> Exercise aim
Collect all lines containing the word "Orders" from the data.

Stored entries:
---
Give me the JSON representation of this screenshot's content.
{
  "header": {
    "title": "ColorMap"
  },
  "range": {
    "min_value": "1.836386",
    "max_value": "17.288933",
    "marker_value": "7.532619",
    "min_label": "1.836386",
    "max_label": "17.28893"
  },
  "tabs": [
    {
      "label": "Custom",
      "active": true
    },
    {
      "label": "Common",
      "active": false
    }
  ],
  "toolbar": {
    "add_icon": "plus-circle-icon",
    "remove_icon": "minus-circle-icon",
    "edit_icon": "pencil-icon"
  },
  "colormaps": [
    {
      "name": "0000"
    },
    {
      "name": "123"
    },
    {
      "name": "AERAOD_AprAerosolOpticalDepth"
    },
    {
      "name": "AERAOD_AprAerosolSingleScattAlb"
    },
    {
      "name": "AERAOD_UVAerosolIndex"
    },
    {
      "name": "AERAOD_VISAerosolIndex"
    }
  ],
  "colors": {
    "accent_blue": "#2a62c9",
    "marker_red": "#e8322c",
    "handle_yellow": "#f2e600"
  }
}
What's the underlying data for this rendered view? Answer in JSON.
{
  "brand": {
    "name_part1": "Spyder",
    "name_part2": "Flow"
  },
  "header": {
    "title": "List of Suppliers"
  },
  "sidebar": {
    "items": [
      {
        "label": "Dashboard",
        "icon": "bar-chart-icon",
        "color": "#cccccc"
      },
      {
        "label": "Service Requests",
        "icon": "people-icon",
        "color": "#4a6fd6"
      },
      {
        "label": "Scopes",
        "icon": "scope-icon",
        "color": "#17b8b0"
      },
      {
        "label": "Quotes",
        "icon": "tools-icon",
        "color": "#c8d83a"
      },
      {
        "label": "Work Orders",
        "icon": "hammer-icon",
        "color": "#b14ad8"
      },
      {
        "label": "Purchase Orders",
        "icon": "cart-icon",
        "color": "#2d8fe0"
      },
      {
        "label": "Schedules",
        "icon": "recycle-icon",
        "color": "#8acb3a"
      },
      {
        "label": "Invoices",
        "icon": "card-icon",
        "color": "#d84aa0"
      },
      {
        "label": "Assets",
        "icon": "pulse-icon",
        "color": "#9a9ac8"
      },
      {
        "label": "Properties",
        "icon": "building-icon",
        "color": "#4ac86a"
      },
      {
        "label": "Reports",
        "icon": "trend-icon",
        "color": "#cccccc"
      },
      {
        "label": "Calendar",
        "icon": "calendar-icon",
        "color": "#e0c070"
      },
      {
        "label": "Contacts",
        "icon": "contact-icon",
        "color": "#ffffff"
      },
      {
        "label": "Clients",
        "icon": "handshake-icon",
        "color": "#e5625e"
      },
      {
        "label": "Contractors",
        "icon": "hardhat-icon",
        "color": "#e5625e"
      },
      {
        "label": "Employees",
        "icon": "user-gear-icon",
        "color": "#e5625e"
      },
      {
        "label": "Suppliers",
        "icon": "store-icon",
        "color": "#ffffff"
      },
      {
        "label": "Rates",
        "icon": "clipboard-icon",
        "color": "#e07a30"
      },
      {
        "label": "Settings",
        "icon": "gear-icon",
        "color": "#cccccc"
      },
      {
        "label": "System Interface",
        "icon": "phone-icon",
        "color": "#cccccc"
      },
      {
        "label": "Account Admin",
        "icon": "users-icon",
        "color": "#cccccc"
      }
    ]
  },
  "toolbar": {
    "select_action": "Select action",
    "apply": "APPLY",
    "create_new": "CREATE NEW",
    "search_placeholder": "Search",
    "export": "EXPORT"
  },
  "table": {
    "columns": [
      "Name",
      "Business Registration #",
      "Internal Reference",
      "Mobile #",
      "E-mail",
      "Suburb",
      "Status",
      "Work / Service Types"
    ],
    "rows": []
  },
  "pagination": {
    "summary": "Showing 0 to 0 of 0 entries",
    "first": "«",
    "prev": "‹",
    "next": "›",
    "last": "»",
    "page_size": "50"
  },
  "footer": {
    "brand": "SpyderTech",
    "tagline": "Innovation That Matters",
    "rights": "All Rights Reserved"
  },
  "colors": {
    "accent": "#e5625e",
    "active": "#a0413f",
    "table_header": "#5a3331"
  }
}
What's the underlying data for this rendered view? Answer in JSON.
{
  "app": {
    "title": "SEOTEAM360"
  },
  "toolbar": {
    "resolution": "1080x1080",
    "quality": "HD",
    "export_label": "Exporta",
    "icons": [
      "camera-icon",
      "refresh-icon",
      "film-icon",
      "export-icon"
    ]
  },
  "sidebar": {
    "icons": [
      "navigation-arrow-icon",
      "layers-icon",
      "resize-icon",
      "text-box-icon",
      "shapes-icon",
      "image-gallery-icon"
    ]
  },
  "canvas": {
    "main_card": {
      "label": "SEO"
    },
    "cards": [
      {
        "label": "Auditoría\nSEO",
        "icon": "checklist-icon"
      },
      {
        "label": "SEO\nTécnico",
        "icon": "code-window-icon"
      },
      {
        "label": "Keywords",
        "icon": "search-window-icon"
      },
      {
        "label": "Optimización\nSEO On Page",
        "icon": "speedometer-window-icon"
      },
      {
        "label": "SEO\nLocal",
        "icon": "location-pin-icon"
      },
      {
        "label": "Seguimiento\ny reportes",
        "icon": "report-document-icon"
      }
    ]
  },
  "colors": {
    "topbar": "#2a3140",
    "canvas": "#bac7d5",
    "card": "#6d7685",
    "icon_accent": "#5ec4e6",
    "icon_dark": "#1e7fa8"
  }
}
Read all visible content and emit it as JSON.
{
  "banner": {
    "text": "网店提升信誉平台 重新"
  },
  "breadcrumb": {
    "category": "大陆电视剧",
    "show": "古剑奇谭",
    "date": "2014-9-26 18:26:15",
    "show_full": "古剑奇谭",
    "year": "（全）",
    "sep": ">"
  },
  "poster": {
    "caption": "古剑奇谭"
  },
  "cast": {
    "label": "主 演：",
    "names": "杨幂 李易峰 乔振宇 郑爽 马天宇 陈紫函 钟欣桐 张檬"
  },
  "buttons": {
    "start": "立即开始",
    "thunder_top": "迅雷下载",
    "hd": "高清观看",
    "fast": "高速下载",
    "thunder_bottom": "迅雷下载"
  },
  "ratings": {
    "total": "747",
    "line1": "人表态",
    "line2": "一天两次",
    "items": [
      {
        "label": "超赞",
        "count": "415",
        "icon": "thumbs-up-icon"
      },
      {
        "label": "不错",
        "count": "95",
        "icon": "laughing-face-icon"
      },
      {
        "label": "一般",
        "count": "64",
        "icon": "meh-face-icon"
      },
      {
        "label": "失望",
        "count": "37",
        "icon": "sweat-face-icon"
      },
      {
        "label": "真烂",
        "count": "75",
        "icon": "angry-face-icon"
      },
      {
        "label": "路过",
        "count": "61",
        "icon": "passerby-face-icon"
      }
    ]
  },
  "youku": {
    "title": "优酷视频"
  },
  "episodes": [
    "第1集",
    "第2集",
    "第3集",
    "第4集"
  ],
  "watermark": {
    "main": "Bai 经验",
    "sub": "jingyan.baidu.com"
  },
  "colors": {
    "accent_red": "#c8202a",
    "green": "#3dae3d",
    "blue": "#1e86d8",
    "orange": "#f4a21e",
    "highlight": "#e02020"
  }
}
---
> Correct answer
        "label": "Work Orders",
        "label": "Purchase Orders",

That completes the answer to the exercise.